→ **TASK GOAL**: Gather each line of the entries below that includes "expanded".

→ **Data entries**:

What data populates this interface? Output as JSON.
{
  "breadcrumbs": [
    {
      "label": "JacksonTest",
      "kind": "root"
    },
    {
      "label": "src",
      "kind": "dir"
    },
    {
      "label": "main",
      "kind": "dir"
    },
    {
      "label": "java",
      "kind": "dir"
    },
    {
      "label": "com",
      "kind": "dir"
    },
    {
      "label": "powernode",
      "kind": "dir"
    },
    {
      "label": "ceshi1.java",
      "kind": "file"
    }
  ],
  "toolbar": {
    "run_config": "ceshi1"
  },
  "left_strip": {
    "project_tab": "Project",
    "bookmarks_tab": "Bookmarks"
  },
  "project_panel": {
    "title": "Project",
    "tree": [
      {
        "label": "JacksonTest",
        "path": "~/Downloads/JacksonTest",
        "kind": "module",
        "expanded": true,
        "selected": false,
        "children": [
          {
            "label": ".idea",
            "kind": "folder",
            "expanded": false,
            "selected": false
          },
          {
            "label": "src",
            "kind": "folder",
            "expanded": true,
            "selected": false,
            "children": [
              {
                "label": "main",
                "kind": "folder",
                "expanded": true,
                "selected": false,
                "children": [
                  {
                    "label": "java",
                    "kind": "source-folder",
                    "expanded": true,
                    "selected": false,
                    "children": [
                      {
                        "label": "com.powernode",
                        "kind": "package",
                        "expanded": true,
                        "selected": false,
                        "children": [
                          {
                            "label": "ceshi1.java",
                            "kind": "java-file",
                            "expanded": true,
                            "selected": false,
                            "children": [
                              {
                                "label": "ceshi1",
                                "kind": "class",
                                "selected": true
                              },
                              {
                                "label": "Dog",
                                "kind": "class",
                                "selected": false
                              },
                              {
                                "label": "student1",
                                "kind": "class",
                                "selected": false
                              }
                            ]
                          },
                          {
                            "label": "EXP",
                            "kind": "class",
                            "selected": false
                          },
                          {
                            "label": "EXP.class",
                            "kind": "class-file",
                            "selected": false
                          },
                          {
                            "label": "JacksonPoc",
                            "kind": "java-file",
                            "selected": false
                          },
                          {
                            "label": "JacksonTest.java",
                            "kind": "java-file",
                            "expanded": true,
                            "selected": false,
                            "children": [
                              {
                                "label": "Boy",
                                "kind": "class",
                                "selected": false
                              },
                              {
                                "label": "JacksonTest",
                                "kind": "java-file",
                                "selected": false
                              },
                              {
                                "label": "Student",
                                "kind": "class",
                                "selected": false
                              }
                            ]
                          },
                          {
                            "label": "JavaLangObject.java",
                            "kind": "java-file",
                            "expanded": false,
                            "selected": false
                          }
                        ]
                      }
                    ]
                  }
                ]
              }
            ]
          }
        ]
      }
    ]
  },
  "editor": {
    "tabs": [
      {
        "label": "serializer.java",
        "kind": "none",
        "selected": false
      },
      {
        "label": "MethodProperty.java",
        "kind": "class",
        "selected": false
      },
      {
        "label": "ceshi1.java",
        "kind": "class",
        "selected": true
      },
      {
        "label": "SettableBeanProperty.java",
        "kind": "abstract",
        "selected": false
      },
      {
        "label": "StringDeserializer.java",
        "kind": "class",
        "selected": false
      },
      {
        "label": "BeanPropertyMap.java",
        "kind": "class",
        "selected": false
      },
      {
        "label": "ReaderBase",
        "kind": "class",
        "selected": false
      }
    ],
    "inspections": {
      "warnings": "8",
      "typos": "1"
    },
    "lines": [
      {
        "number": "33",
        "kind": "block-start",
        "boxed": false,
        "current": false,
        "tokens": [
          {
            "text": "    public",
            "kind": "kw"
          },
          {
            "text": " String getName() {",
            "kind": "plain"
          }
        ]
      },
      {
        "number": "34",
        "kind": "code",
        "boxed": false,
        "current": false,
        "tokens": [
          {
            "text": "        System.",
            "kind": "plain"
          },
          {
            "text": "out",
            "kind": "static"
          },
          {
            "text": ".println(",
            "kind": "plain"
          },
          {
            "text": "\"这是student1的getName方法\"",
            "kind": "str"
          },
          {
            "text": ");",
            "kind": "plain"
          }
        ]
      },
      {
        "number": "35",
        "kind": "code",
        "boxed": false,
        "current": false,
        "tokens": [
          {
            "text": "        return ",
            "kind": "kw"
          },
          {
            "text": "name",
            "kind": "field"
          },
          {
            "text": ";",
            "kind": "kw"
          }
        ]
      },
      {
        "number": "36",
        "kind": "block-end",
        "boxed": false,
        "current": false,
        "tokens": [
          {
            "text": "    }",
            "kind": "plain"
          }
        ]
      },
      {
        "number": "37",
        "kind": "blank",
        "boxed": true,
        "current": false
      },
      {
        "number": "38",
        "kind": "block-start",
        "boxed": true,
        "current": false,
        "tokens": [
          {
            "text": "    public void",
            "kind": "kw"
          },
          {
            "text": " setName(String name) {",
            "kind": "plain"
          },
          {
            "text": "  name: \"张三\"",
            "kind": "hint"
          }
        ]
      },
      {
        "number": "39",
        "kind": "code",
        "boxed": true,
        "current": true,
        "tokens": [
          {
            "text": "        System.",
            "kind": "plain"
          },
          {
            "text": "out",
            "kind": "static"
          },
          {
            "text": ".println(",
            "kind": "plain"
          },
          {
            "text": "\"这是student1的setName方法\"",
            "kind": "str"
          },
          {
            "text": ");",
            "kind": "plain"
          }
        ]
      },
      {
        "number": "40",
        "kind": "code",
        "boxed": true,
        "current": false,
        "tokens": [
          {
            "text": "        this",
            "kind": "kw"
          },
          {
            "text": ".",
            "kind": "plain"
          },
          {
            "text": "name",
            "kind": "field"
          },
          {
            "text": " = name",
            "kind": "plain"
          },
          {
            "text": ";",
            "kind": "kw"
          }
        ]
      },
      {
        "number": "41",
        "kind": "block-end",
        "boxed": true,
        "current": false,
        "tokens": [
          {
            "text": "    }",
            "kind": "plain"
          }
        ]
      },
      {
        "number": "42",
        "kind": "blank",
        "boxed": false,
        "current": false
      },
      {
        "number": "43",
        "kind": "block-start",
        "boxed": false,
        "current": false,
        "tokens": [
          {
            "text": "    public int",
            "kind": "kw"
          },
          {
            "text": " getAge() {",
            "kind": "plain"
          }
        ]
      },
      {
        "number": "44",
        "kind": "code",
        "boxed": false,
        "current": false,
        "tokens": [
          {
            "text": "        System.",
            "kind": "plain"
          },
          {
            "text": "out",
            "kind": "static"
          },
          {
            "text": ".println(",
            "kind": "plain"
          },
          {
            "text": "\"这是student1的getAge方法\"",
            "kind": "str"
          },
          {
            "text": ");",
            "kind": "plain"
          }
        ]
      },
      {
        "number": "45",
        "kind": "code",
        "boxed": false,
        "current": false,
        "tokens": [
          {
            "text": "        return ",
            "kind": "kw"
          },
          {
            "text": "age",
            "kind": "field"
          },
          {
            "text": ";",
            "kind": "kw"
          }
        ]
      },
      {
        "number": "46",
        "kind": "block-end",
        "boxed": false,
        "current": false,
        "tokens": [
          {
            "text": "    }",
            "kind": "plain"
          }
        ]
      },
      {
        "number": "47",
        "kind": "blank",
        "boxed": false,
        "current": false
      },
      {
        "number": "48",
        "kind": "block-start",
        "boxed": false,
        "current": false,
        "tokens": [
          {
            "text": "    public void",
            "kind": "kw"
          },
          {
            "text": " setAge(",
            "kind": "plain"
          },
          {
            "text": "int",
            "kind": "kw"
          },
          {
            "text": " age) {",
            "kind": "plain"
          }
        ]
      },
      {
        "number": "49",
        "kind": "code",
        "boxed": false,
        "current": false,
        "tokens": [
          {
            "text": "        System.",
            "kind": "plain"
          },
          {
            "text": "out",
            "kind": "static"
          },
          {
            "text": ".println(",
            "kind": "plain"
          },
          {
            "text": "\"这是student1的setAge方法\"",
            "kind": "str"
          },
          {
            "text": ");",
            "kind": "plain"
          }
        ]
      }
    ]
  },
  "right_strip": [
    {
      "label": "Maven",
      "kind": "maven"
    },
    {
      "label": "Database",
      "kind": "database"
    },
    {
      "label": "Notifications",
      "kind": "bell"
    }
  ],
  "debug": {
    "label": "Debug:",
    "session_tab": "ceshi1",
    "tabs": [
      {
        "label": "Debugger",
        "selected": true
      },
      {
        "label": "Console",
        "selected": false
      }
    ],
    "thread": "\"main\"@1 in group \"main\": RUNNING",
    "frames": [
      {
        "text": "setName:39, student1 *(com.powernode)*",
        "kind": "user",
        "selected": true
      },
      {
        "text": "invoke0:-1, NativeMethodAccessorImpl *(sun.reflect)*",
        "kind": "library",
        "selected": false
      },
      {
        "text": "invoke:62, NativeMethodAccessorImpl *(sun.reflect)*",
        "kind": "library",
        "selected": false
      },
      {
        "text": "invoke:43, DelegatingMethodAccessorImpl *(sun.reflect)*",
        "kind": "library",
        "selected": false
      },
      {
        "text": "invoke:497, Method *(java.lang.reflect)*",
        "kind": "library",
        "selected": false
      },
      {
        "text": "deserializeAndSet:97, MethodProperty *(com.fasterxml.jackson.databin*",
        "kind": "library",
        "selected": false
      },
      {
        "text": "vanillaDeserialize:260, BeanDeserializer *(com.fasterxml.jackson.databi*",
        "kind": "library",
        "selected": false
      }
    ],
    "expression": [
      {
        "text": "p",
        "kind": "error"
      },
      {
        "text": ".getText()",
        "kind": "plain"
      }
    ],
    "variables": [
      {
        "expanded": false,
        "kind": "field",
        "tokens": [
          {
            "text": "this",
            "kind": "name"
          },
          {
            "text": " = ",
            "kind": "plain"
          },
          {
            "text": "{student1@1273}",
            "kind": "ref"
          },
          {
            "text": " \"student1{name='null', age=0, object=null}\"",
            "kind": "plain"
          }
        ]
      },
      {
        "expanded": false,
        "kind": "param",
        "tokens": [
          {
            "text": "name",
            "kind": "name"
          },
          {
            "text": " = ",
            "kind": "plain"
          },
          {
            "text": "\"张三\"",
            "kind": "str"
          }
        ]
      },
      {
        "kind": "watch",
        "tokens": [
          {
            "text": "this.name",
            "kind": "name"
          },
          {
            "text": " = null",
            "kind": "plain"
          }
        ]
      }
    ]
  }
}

→ **CORRECT RESPONSE**:
        "expanded": true,
            "expanded": false,
            "expanded": true,
                "expanded": true,
                    "expanded": true,
                        "expanded": true,
                            "expanded": true,
                            "expanded": true,
                            "expanded": false,
        "expanded": false,
        "expanded": false,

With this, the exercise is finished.